▶ **Exercise requirements**
Return each line of the data below verbatim; pictures are to be left out.

▶ **Source records**
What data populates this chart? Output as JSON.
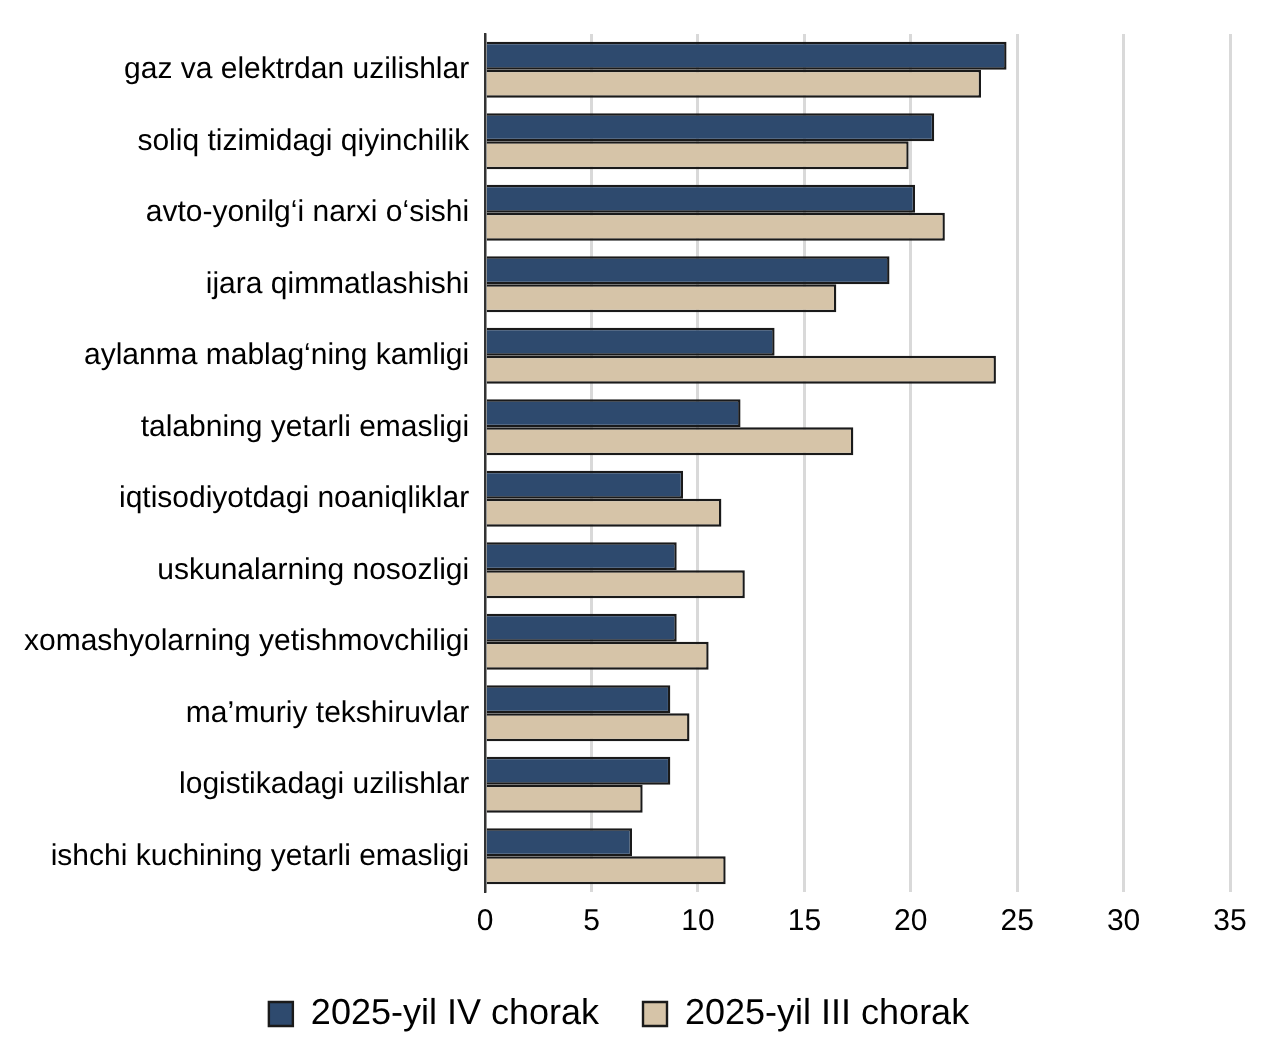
{
  "chart_data": {
    "type": "bar",
    "orientation": "horizontal",
    "categories": [
      "gaz va elektrdan uzilishlar",
      "soliq tizimidagi qiyinchilik",
      "avto-yonilg‘i narxi o‘sishi",
      "ijara qimmatlashishi",
      "aylanma mablag‘ning kamligi",
      "talabning yetarli emasligi",
      "iqtisodiyotdagi noaniqliklar",
      "uskunalarning nosozligi",
      "xomashyolarning yetishmovchiligi",
      "ma’muriy tekshiruvlar",
      "logistikadagi uzilishlar",
      "ishchi kuchining yetarli emasligi"
    ],
    "series": [
      {
        "name": "2025-yil IV chorak",
        "color": "#2e4a6e",
        "values": [
          24.5,
          21.1,
          20.2,
          19.0,
          13.6,
          12.0,
          9.3,
          9.0,
          9.0,
          8.7,
          8.7,
          6.9
        ]
      },
      {
        "name": "2025-yil III chorak",
        "color": "#d6c4a8",
        "values": [
          23.3,
          19.9,
          21.6,
          16.5,
          24.0,
          17.3,
          11.1,
          12.2,
          10.5,
          9.6,
          7.4,
          11.3
        ]
      }
    ],
    "xlim": [
      0,
      35
    ],
    "xticks": [
      0,
      5,
      10,
      15,
      20,
      25,
      30,
      35
    ],
    "grid": "x",
    "legend": "bottom"
  }
}
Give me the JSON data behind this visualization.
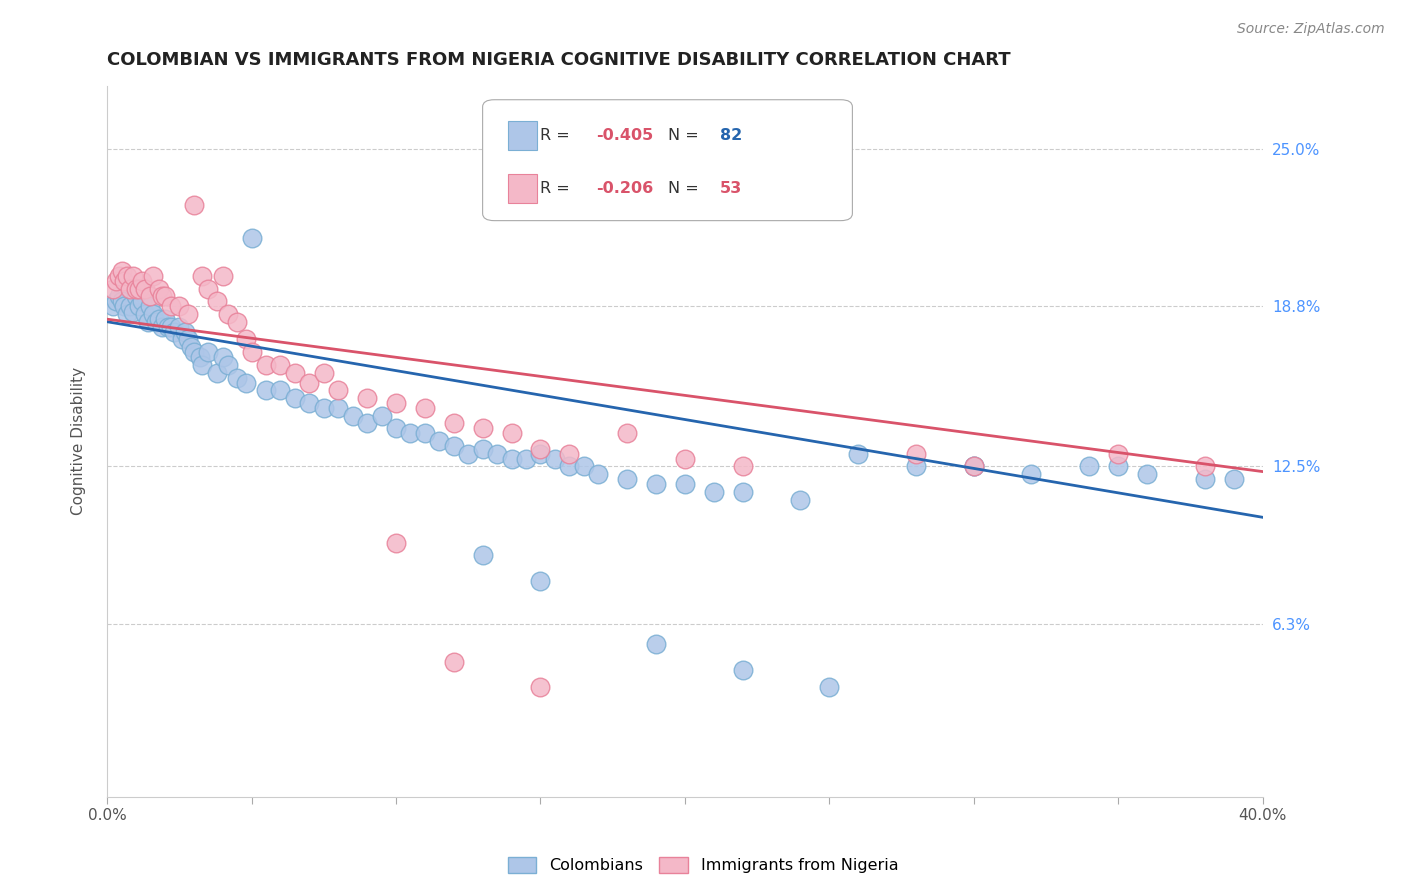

▶ **Response for this exercise**
What data populates this chart? Output as JSON.
{
  "chart_data": {
    "type": "bar",
    "orientation": "horizontal",
    "categories": [
      "gaz va elektrdan uzilishlar",
      "soliq tizimidagi qiyinchilik",
      "avto-yonilg‘i narxi o‘sishi",
      "ijara qimmatlashishi",
      "aylanma mablag‘ning kamligi",
      "talabning yetarli emasligi",
      "iqtisodiyotdagi noaniqliklar",
      "uskunalarning nosozligi",
      "xomashyolarning yetishmovchiligi",
      "ma’muriy tekshiruvlar",
      "logistikadagi uzilishlar",
      "ishchi kuchining yetarli emasligi"
    ],
    "series": [
      {
        "name": "2025-yil IV chorak",
        "color": "#2e4a6e",
        "values": [
          24.5,
          21.1,
          20.2,
          19.0,
          13.6,
          12.0,
          9.3,
          9.0,
          9.0,
          8.7,
          8.7,
          6.9
        ]
      },
      {
        "name": "2025-yil III chorak",
        "color": "#d6c4a8",
        "values": [
          23.3,
          19.9,
          21.6,
          16.5,
          24.0,
          17.3,
          11.1,
          12.2,
          10.5,
          9.6,
          7.4,
          11.3
        ]
      }
    ],
    "xlim": [
      0,
      35
    ],
    "xticks": [
      0,
      5,
      10,
      15,
      20,
      25,
      30,
      35
    ],
    "grid": "x",
    "legend": "bottom"
  }
}
Give me the JSON data behind this visualization.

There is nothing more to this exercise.